--- begin Source text ---
Yes, we are at the end of week 7/10 right now for the launch phase. It's been an interesting experience and to be honest, a costly one. Keep in mind for my responses that we are only the second group. With 4 groups per year, the program could be radically different within a year or two, so even if my experience was negative I can't completely say it's not worth it.



"This is one of four phases of the program, which is intended to provide life-relevant learning and skills that often aren't covered in college, or that are covered over a quit long (4+ year) and often much high overall cost."

I would say they are trying, but so far the product is not as advertised. They offer a few workshops during the weekdays led by Dale or some of his staff, ranging over topics like speed-reading, negotiation, how to promote yourself/your brand, and a few for planning our abroad travels, internships, and projects. I find the workshops to be nebulous and somewhat vague.
For example, I find a good method of discerning whether or not I understand a topic is to be able to explain it to someone else (as in sometimes teaching others a concept is the best way to understand it yourself). With these workshops, I don't come out of that room able to explain a new idea or skill, I'm unsure of whether or not I actually learned anything. In a classroom taking notes can be worthwhile, you come out with 3-4 new pages of information, but with these workshops it's harder to discern what is worth writing down because they offer little "practical" advice; many of them consist of something akin to a "top ten things you should do to accomplish ______," and if I've learned anything it's that top ten lists don't offer good advice for mastering a skill (especially in something using vague terms like "leadership," "networking," etc). Many of the workshops can, in fact, be simplified into an email with online resources for us to study. I don't find them worthwhile and for the last few weeks have to started to skip most of them.
We do have other workshops called "firesides," which I do find to be useful. In a fireside, an expert/professional in a field is brought in and we have a group interview (or sometimes dinner), exchange ideas, business cards, etc. Some notable examples are the founder of Codeschool, the Thiel Fellowship's program director (as you might know, Dale's Thiel money went to starting this program, and a few of us have been to the Thiel Fellow house), a nice lady involved in venture capitol (she handles a few hundred million dollars of investments), and a few others I can't remember. These are definitely more practical, we can talk with people who are experts, successful, and who have contacts we can potentially ask for internships or resources.
--- end Source text ---
**Written request 1**: Write out the part of the account of the program's launch phase from "Yes, we are" to "not worth it.", word for word.
--- begin Records supplied ---
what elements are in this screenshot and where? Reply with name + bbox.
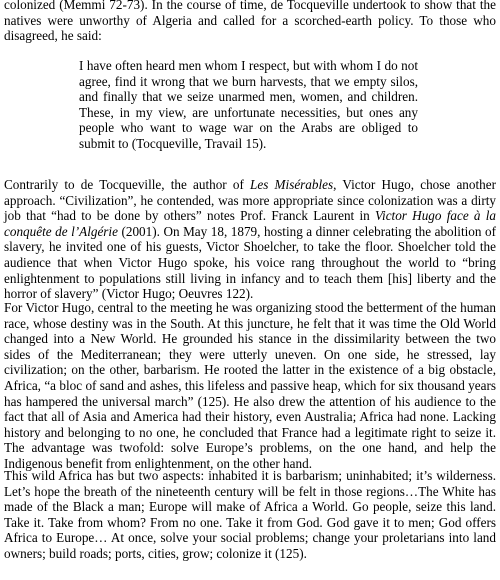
- italic-title-les-miserables: Les Misérables: [250, 177, 334, 192]
- paragraph-betterment-human-race: For Victor Hugo, central to the meeting he was organizing stood the betterment of the human race, whose destiny was in the South. At this juncture, he felt that it was time the Old World changed into a New World. He grounded his stance in the dissimilarity between the two sides of the Mediterranean; they were utterly uneven. On one side, he stressed, lay civilization; on the other, barbarism. He rooted the latter in the existence of a big obstacle, Africa, “a bloc of sand and ashes, this lifeless and passive heap, which for six thousand years has hampered the universal march” (125). He also drew the attention of his audience to the fact that all of Asia and America had their history, even Australia; Africa had none. Lacking history and belonging to no one, he concluded that France had a legitimate right to seize it. The advantage was twofold: solve Europe’s problems, on the one hand, and help the Indigenous benefit from enlightenment, on the other hand.: [4, 300, 496, 471]
- paragraph-text-segment: , Victor Hugo, chose another approach. “Civilization”, he contended, was more appropriate since colonization was a dirty job that “had to be done by others” notes Prof. Franck Laurent in: [4, 177, 496, 224]
- italic-book-title: Victor Hugo face à la conquête de l’Algérie: [4, 208, 497, 239]
- paragraph-wild-africa-quote: This wild Africa has but two aspects: inhabited it is barbarism; uninhabited; it’s wilderness. Let’s hope the breath of the nineteenth century will be felt in those regions…The White has made of the Black a man; Europe will make of Africa a World. Go people, seize this land. Take it. Take from whom? From no one. Take it from God. God gave it to men; God offers Africa to Europe… At once, solve your social problems; change your proletarians into land owners; build roads; ports, cities, grow; colonize it (125).: [4, 468, 496, 561]
- paragraph-text-segment: Contrarily to de Tocqueville, the author of: [4, 177, 251, 192]
- block-quote-tocqueville: I have often heard men whom I respect, but with whom I do not agree, find it wrong that we burn harvests, that we empty silos, and finally that we seize unarmed men, women, and children. These, in my view, are unfortunate necessities, but ones any people who want to wage war on the Arabs are obliged to submit to (Tocqueville, Travail 15).: [79, 58, 418, 151]
- paragraph-intro: colonized (Memmi 72-73). In the course of time, de Tocqueville undertook to show that the natives were unworthy of Algeria and called for a scorched-earth policy. To those who disagreed, he said:: [4, 0, 496, 44]
- paragraph-victor-hugo-approach: [4, 177, 496, 302]
- paragraph-text-segment: (2001). On May 18, 1879, hosting a dinner celebrating the abolition of slavery, he invited one of his guests, Victor Shoelcher, to take the floor. Shoelcher told the audience that when Victor Hugo spoke, his voice rang throughout the world to “bring enlightenment to populations still living in infancy and to teach them [his] liberty and the horror of slavery” (Victor Hugo; Oeuvres 122).: [4, 223, 496, 302]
--- end Records supplied ---
**Written request 2**: In the entries, swap "the Old World" for "Europe" in the lines from the line with "- italic-title-les-miserables: Les" to the line with "- paragraph-betterment-human-race: For", leaving everything else unchanged, and give back only those lines.

**Full output 1**:
Yes, we are at the end of week 7/10 right now for the launch phase. It's been an interesting experience and to be honest, a costly one. Keep in mind for my responses that we are only the second group. With 4 groups per year, the program could be radically different within a year or two, so even if my experience was negative I can't completely say it's not worth it.

**Full output 2**:
- italic-title-les-miserables: Les Misérables: [250, 177, 334, 192]
- paragraph-betterment-human-race: For Victor Hugo, central to the meeting he was organizing stood the betterment of the human race, whose destiny was in the South. At this juncture, he felt that it was time Europe changed into a New World. He grounded his stance in the dissimilarity between the two sides of the Mediterranean; they were utterly uneven. On one side, he stressed, lay civilization; on the other, barbarism. He rooted the latter in the existence of a big obstacle, Africa, “a bloc of sand and ashes, this lifeless and passive heap, which for six thousand years has hampered the universal march” (125). He also drew the attention of his audience to the fact that all of Asia and America had their history, even Australia; Africa had none. Lacking history and belonging to no one, he concluded that France had a legitimate right to seize it. The advantage was twofold: solve Europe’s problems, on the one hand, and help the Indigenous benefit from enlightenment, on the other hand.: [4, 300, 496, 471]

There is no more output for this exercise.